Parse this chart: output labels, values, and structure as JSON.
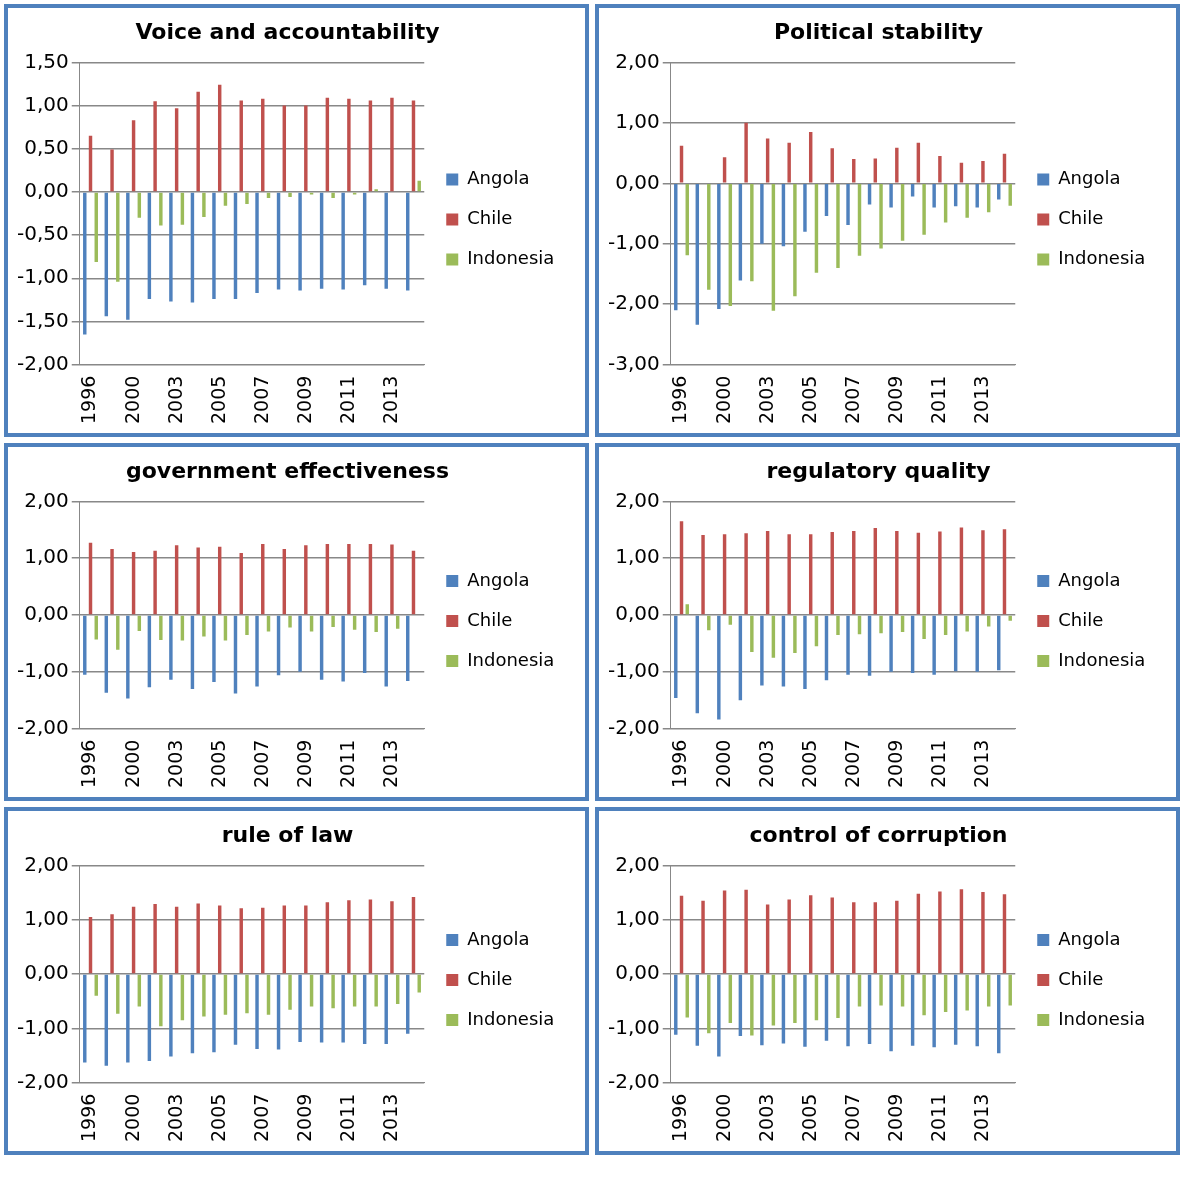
{
  "chart_data": [
    {
      "type": "bar",
      "title": "Voice and accountability",
      "categories": [
        "1996",
        null,
        "2000",
        null,
        "2003",
        null,
        "2005",
        null,
        "2007",
        null,
        "2009",
        null,
        "2011",
        null,
        "2013",
        null
      ],
      "ylim": [
        -2,
        1.5
      ],
      "yticks": [
        {
          "value": -2,
          "label": "-2,00"
        },
        {
          "value": -1.5,
          "label": "-1,50"
        },
        {
          "value": -1,
          "label": "-1,00"
        },
        {
          "value": -0.5,
          "label": "-0,50"
        },
        {
          "value": 0,
          "label": "0,00"
        },
        {
          "value": 0.5,
          "label": "0,50"
        },
        {
          "value": 1,
          "label": "1,00"
        },
        {
          "value": 1.5,
          "label": "1,50"
        }
      ],
      "grid": "y",
      "legend": "right",
      "series": [
        {
          "name": "Angola",
          "color": "#4f81bd",
          "values": [
            -1.65,
            -1.44,
            -1.48,
            -1.24,
            -1.27,
            -1.28,
            -1.24,
            -1.24,
            -1.17,
            -1.13,
            -1.14,
            -1.12,
            -1.13,
            -1.08,
            -1.12,
            -1.14
          ]
        },
        {
          "name": "Chile",
          "color": "#c0504d",
          "values": [
            0.65,
            0.49,
            0.83,
            1.05,
            0.97,
            1.16,
            1.24,
            1.06,
            1.08,
            1.0,
            1.0,
            1.09,
            1.08,
            1.06,
            1.09,
            1.06
          ]
        },
        {
          "name": "Indonesia",
          "color": "#9bbb59",
          "values": [
            -0.81,
            -1.04,
            -0.3,
            -0.39,
            -0.38,
            -0.29,
            -0.16,
            -0.14,
            -0.07,
            -0.06,
            -0.03,
            -0.07,
            -0.03,
            0.03,
            null,
            0.13
          ]
        }
      ]
    },
    {
      "type": "bar",
      "title": "Political stability",
      "categories": [
        "1996",
        null,
        "2000",
        null,
        "2003",
        null,
        "2005",
        null,
        "2007",
        null,
        "2009",
        null,
        "2011",
        null,
        "2013",
        null
      ],
      "ylim": [
        -3,
        2
      ],
      "yticks": [
        {
          "value": -3,
          "label": "-3,00"
        },
        {
          "value": -2,
          "label": "-2,00"
        },
        {
          "value": -1,
          "label": "-1,00"
        },
        {
          "value": 0,
          "label": "0,00"
        },
        {
          "value": 1,
          "label": "1,00"
        },
        {
          "value": 2,
          "label": "2,00"
        }
      ],
      "grid": "y",
      "legend": "right",
      "series": [
        {
          "name": "Angola",
          "color": "#4f81bd",
          "values": [
            -2.1,
            -2.34,
            -2.08,
            -1.61,
            -1.0,
            -1.04,
            -0.8,
            -0.54,
            -0.69,
            -0.35,
            -0.4,
            -0.22,
            -0.4,
            -0.38,
            -0.4,
            -0.27
          ]
        },
        {
          "name": "Chile",
          "color": "#c0504d",
          "values": [
            0.62,
            null,
            0.43,
            1.0,
            0.74,
            0.67,
            0.85,
            0.58,
            0.4,
            0.41,
            0.59,
            0.67,
            0.45,
            0.34,
            0.37,
            0.49
          ]
        },
        {
          "name": "Indonesia",
          "color": "#9bbb59",
          "values": [
            -1.19,
            -1.76,
            -2.03,
            -1.62,
            -2.11,
            -1.87,
            -1.48,
            -1.4,
            -1.2,
            -1.08,
            -0.95,
            -0.85,
            -0.65,
            -0.57,
            -0.48,
            -0.37
          ]
        }
      ]
    },
    {
      "type": "bar",
      "title": "government effectiveness",
      "categories": [
        "1996",
        null,
        "2000",
        null,
        "2003",
        null,
        "2005",
        null,
        "2007",
        null,
        "2009",
        null,
        "2011",
        null,
        "2013",
        null
      ],
      "ylim": [
        -2,
        2
      ],
      "yticks": [
        {
          "value": -2,
          "label": "-2,00"
        },
        {
          "value": -1,
          "label": "-1,00"
        },
        {
          "value": 0,
          "label": "0,00"
        },
        {
          "value": 1,
          "label": "1,00"
        },
        {
          "value": 2,
          "label": "2,00"
        }
      ],
      "grid": "y",
      "legend": "right",
      "series": [
        {
          "name": "Angola",
          "color": "#4f81bd",
          "values": [
            -1.05,
            -1.37,
            -1.47,
            -1.27,
            -1.14,
            -1.3,
            -1.18,
            -1.38,
            -1.26,
            -1.06,
            -1.0,
            -1.14,
            -1.17,
            -1.02,
            -1.26,
            -1.16
          ]
        },
        {
          "name": "Chile",
          "color": "#c0504d",
          "values": [
            1.27,
            1.16,
            1.11,
            1.13,
            1.23,
            1.19,
            1.2,
            1.09,
            1.25,
            1.16,
            1.23,
            1.25,
            1.25,
            1.25,
            1.24,
            1.13
          ]
        },
        {
          "name": "Indonesia",
          "color": "#9bbb59",
          "values": [
            -0.43,
            -0.61,
            -0.28,
            -0.44,
            -0.45,
            -0.38,
            -0.45,
            -0.35,
            -0.29,
            -0.22,
            -0.29,
            -0.21,
            -0.26,
            -0.3,
            -0.24,
            null
          ]
        }
      ]
    },
    {
      "type": "bar",
      "title": "regulatory quality",
      "categories": [
        "1996",
        null,
        "2000",
        null,
        "2003",
        null,
        "2005",
        null,
        "2007",
        null,
        "2009",
        null,
        "2011",
        null,
        "2013",
        null
      ],
      "ylim": [
        -2,
        2
      ],
      "yticks": [
        {
          "value": -2,
          "label": "-2,00"
        },
        {
          "value": -1,
          "label": "-1,00"
        },
        {
          "value": 0,
          "label": "0,00"
        },
        {
          "value": 1,
          "label": "1,00"
        },
        {
          "value": 2,
          "label": "2,00"
        }
      ],
      "grid": "y",
      "legend": "right",
      "series": [
        {
          "name": "Angola",
          "color": "#4f81bd",
          "values": [
            -1.46,
            -1.73,
            -1.84,
            -1.5,
            -1.24,
            -1.26,
            -1.3,
            -1.15,
            -1.05,
            -1.07,
            -1.0,
            -1.02,
            -1.05,
            -0.99,
            -1.0,
            -0.97
          ]
        },
        {
          "name": "Chile",
          "color": "#c0504d",
          "values": [
            1.65,
            1.41,
            1.42,
            1.44,
            1.48,
            1.42,
            1.42,
            1.46,
            1.48,
            1.53,
            1.48,
            1.45,
            1.47,
            1.54,
            1.49,
            1.51
          ]
        },
        {
          "name": "Indonesia",
          "color": "#9bbb59",
          "values": [
            0.19,
            -0.27,
            -0.17,
            -0.65,
            -0.75,
            -0.67,
            -0.55,
            -0.35,
            -0.34,
            -0.32,
            -0.3,
            -0.42,
            -0.35,
            -0.29,
            -0.2,
            -0.1
          ]
        }
      ]
    },
    {
      "type": "bar",
      "title": "rule of law",
      "categories": [
        "1996",
        null,
        "2000",
        null,
        "2003",
        null,
        "2005",
        null,
        "2007",
        null,
        "2009",
        null,
        "2011",
        null,
        "2013",
        null
      ],
      "ylim": [
        -2,
        2
      ],
      "yticks": [
        {
          "value": -2,
          "label": "-2,00"
        },
        {
          "value": -1,
          "label": "-1,00"
        },
        {
          "value": 0,
          "label": "0,00"
        },
        {
          "value": 1,
          "label": "1,00"
        },
        {
          "value": 2,
          "label": "2,00"
        }
      ],
      "grid": "y",
      "legend": "right",
      "series": [
        {
          "name": "Angola",
          "color": "#4f81bd",
          "values": [
            -1.63,
            -1.69,
            -1.63,
            -1.6,
            -1.52,
            -1.46,
            -1.44,
            -1.3,
            -1.38,
            -1.39,
            -1.25,
            -1.26,
            -1.26,
            -1.29,
            -1.29,
            -1.1
          ]
        },
        {
          "name": "Chile",
          "color": "#c0504d",
          "values": [
            1.05,
            1.1,
            1.24,
            1.29,
            1.24,
            1.3,
            1.26,
            1.21,
            1.22,
            1.26,
            1.26,
            1.32,
            1.36,
            1.37,
            1.34,
            1.42
          ]
        },
        {
          "name": "Indonesia",
          "color": "#9bbb59",
          "values": [
            -0.4,
            -0.73,
            -0.6,
            -0.96,
            -0.85,
            -0.78,
            -0.75,
            -0.72,
            -0.75,
            -0.66,
            -0.6,
            -0.63,
            -0.6,
            -0.6,
            -0.55,
            -0.34
          ]
        }
      ]
    },
    {
      "type": "bar",
      "title": "control of corruption",
      "categories": [
        "1996",
        null,
        "2000",
        null,
        "2003",
        null,
        "2005",
        null,
        "2007",
        null,
        "2009",
        null,
        "2011",
        null,
        "2013",
        null
      ],
      "ylim": [
        -2,
        2
      ],
      "yticks": [
        {
          "value": -2,
          "label": "-2,00"
        },
        {
          "value": -1,
          "label": "-1,00"
        },
        {
          "value": 0,
          "label": "0,00"
        },
        {
          "value": 1,
          "label": "1,00"
        },
        {
          "value": 2,
          "label": "2,00"
        }
      ],
      "grid": "y",
      "legend": "right",
      "series": [
        {
          "name": "Angola",
          "color": "#4f81bd",
          "values": [
            -1.12,
            -1.32,
            -1.52,
            -1.14,
            -1.31,
            -1.28,
            -1.34,
            -1.23,
            -1.33,
            -1.29,
            -1.42,
            -1.32,
            -1.35,
            -1.3,
            -1.33,
            -1.46
          ]
        },
        {
          "name": "Chile",
          "color": "#c0504d",
          "values": [
            1.44,
            1.35,
            1.54,
            1.55,
            1.28,
            1.37,
            1.45,
            1.41,
            1.32,
            1.32,
            1.35,
            1.48,
            1.52,
            1.56,
            1.51,
            1.47
          ]
        },
        {
          "name": "Indonesia",
          "color": "#9bbb59",
          "values": [
            -0.8,
            -1.09,
            -0.9,
            -1.13,
            -0.95,
            -0.9,
            -0.85,
            -0.81,
            -0.6,
            -0.58,
            -0.6,
            -0.76,
            -0.7,
            -0.67,
            -0.6,
            -0.58
          ]
        }
      ]
    }
  ]
}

§ §

TASK OBJECTIVE:
Find the lines with the string "title" and reproduce them.

TASK RESPONSE:
      "title": "Voice and accountability",
      "title": "Political stability",
      "title": "government effectiveness",
      "title": "regulatory quality",
      "title": "rule of law",
      "title": "control of corruption",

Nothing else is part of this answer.